## PROBLEM DESCRIPTION
What number of lines in the material contain the word "d²⁵₄"? Give that number alone.

********

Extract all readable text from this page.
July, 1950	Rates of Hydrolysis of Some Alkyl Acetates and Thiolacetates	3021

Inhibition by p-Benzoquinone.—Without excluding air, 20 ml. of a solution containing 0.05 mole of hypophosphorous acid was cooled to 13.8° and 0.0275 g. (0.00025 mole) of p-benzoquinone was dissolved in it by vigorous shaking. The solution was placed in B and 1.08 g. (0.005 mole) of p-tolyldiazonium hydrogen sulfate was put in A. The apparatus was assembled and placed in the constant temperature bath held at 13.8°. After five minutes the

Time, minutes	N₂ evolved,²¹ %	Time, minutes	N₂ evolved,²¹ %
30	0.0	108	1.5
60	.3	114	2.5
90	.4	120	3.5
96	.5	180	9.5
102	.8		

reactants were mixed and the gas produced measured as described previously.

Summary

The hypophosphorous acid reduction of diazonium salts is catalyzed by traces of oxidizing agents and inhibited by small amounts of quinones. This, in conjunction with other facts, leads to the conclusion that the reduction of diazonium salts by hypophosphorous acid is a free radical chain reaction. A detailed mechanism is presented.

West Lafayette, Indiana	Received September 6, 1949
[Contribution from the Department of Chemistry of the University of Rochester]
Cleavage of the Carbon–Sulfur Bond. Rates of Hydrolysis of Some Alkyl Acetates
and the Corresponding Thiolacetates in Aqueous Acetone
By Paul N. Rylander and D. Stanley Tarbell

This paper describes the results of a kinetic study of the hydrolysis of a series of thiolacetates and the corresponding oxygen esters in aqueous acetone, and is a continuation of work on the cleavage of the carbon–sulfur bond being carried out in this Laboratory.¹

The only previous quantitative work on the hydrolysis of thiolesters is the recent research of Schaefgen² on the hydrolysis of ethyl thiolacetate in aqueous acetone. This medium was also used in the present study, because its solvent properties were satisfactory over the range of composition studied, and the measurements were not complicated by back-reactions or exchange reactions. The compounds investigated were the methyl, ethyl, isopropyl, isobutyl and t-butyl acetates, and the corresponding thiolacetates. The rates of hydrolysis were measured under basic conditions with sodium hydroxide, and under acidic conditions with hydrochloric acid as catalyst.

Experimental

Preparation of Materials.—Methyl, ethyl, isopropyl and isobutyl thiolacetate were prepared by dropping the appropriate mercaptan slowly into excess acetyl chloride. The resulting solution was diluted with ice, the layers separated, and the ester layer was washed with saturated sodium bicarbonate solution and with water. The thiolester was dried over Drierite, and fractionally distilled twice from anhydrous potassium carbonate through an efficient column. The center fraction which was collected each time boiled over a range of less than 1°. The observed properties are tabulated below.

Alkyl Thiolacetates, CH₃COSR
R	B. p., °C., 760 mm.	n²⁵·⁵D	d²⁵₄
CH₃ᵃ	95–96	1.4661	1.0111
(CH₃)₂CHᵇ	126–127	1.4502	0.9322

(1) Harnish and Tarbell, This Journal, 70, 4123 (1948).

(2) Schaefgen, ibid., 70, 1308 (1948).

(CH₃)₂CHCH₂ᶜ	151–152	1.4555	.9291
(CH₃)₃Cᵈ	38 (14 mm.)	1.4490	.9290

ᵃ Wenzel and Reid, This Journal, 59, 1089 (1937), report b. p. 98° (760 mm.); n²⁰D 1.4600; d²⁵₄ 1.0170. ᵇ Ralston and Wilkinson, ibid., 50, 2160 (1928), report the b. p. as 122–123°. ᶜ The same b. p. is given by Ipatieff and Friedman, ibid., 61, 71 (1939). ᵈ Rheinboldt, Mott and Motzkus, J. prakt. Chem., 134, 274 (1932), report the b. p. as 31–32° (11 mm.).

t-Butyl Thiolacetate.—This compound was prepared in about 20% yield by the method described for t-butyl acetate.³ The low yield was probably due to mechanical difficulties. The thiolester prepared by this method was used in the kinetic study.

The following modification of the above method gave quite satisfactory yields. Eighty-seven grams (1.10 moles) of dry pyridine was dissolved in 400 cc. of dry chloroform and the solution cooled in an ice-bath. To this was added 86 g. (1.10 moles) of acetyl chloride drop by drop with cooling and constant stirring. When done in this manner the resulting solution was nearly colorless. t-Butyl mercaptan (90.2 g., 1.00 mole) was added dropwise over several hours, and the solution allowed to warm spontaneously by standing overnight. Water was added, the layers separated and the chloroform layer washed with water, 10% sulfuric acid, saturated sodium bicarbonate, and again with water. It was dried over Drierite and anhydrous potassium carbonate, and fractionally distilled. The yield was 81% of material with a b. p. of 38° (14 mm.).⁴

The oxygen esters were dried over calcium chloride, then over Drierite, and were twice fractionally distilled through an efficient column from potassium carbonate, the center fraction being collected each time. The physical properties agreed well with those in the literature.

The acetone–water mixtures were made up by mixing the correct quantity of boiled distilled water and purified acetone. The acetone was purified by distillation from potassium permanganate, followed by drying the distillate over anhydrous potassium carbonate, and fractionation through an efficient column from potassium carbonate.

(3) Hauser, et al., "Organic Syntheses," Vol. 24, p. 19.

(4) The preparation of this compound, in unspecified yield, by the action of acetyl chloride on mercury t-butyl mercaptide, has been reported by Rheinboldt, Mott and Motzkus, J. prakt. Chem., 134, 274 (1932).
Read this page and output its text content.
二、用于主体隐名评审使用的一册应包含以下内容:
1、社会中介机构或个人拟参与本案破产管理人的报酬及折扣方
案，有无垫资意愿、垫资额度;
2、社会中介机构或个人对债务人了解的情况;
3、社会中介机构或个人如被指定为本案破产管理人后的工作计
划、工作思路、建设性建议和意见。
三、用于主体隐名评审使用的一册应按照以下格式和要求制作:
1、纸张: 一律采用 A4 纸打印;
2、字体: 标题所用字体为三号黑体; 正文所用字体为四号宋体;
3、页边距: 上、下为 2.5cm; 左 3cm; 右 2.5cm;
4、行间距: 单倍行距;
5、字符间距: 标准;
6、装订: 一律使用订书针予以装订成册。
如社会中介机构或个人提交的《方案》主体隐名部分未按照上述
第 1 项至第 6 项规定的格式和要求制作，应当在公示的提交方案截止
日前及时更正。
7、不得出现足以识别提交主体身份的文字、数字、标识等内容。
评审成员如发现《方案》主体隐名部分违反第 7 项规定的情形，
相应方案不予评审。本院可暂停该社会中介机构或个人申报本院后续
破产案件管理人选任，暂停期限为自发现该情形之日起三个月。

********

## SOLUTION FOR THIS PROBLEM
2